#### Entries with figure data
--- start ---

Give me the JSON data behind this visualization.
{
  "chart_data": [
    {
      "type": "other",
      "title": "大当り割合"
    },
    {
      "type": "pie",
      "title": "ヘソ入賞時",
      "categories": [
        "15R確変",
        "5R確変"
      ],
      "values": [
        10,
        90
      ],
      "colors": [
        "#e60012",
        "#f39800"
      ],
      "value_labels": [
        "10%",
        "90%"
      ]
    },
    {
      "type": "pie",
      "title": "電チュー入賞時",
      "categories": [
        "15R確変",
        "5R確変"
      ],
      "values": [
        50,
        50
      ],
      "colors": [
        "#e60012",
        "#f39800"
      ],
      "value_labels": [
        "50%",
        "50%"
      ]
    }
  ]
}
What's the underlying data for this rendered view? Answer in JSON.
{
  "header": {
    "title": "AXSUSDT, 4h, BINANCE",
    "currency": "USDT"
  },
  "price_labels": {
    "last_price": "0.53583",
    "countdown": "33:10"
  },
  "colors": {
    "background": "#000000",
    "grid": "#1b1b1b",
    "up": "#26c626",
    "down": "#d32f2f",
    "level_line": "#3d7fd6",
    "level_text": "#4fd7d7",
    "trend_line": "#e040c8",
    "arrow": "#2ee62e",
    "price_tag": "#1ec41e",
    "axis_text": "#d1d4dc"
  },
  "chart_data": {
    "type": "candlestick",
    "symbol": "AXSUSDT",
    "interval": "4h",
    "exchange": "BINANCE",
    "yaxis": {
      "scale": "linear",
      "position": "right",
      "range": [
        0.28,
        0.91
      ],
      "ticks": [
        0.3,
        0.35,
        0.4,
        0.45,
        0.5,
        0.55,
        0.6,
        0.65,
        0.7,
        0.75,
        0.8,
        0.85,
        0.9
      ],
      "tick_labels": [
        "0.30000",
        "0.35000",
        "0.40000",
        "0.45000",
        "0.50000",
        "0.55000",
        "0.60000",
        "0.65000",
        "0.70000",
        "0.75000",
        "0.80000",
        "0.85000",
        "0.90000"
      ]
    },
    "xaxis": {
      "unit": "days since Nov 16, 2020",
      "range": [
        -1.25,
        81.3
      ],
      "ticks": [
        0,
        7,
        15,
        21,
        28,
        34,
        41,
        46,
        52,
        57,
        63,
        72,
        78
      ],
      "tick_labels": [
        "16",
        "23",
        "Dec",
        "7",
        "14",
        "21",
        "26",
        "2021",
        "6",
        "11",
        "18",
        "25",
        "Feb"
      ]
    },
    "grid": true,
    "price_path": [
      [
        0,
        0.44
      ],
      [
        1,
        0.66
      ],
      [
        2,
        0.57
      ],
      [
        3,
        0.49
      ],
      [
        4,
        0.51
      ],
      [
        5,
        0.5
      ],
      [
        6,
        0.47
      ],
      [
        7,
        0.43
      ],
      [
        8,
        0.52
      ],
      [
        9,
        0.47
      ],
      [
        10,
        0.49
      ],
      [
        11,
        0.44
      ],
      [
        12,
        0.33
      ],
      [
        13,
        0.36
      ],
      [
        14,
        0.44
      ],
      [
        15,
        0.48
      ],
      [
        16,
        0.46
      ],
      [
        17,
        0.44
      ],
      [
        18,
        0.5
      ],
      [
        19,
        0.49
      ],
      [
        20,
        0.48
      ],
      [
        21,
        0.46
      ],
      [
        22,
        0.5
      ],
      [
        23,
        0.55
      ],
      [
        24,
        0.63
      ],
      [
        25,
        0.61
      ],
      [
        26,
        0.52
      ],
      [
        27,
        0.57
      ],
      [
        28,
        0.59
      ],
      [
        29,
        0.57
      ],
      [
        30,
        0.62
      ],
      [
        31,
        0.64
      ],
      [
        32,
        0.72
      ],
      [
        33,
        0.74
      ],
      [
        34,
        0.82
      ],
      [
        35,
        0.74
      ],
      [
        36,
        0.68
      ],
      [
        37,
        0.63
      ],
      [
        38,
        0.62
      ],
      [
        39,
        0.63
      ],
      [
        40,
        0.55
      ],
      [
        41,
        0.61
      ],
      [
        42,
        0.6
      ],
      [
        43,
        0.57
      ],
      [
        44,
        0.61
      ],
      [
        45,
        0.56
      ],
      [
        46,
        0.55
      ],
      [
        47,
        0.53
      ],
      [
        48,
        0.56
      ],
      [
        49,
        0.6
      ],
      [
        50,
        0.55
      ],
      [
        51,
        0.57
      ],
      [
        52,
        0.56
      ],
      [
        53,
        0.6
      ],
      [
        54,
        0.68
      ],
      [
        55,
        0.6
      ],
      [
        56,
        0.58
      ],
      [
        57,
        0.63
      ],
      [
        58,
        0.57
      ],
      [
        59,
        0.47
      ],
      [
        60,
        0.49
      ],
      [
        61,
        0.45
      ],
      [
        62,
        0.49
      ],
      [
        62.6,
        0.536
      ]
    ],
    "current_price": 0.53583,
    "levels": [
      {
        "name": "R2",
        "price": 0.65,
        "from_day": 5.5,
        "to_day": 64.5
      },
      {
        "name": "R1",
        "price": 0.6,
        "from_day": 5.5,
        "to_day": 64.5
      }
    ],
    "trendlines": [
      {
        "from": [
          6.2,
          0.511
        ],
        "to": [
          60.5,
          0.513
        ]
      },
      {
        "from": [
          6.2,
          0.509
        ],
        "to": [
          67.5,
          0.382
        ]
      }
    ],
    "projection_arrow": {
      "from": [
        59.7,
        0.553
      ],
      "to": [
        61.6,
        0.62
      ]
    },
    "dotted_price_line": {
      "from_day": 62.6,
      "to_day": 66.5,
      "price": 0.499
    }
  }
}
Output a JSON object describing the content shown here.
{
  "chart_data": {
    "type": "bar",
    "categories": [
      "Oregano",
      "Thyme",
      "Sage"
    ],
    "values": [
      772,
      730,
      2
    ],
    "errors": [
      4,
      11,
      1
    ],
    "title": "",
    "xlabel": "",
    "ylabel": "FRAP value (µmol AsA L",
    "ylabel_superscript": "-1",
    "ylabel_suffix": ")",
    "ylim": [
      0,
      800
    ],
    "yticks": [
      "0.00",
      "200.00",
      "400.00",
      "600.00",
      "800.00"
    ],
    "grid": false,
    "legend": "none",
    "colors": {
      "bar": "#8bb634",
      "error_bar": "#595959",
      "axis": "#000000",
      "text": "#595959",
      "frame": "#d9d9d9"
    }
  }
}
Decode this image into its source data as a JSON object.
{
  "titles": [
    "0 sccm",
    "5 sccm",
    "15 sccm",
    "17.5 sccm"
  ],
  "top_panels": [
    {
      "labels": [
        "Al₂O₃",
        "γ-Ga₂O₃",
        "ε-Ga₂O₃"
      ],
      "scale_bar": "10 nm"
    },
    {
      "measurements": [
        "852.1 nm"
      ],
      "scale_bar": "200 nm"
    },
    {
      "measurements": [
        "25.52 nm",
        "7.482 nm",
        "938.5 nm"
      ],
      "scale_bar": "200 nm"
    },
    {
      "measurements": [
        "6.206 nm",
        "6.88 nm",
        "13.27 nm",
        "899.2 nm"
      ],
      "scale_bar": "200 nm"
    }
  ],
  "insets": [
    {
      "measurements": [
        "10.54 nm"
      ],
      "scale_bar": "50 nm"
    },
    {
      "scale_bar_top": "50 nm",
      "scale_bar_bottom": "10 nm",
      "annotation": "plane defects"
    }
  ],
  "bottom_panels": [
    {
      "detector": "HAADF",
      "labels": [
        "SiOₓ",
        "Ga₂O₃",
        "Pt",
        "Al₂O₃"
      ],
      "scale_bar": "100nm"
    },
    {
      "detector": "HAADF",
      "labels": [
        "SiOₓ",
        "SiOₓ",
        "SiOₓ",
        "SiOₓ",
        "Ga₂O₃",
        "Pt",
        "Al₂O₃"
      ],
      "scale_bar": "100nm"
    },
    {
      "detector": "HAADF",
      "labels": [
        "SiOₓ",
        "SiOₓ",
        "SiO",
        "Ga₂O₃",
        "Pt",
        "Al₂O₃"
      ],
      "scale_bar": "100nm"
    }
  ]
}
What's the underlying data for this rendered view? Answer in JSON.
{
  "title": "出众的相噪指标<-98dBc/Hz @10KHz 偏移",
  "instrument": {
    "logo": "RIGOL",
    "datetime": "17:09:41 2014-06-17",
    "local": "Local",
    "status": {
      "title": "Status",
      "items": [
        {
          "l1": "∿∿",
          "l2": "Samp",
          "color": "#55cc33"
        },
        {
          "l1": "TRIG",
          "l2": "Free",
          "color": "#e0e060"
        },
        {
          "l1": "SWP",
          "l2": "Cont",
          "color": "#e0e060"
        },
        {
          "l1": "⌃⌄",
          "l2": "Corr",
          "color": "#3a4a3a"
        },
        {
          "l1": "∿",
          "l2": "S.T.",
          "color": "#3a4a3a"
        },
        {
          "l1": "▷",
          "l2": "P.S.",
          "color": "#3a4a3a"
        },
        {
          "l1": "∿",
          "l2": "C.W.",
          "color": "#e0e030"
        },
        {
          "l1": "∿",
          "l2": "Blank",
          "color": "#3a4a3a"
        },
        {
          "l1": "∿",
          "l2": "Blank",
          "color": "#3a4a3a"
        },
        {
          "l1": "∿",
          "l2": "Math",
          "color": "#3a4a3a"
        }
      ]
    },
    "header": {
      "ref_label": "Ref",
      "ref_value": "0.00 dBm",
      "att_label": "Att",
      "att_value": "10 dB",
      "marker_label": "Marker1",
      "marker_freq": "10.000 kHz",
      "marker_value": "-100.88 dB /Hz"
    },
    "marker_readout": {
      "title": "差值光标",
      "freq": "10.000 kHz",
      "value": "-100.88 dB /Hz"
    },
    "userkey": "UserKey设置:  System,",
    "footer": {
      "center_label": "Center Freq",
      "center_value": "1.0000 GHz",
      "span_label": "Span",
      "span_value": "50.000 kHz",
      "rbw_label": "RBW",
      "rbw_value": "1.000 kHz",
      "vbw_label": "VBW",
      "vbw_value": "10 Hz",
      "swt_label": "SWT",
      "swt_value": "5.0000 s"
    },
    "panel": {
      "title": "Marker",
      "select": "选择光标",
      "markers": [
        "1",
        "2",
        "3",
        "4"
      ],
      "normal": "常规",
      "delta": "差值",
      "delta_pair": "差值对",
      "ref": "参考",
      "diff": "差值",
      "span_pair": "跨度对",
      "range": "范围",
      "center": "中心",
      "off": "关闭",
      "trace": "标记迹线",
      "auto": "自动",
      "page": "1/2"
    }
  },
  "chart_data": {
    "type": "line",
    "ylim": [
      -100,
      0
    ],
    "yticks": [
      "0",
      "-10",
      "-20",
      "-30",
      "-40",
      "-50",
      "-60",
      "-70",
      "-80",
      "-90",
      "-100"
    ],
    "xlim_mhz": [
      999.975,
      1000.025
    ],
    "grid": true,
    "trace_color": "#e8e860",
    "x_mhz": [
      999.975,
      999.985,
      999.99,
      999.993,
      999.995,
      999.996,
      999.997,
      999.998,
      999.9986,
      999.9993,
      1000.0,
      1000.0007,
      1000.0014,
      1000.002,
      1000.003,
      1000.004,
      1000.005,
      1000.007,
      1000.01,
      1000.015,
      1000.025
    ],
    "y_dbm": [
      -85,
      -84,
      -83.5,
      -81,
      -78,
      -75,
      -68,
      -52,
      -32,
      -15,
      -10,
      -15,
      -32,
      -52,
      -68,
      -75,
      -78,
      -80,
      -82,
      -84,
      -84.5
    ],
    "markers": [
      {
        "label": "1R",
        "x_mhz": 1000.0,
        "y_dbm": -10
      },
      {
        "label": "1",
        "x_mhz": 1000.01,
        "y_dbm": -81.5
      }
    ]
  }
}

--- end ---

#### Task details
For the entries shown above, give the number of lines that include the word "this", without any other text.

#### Right answer
4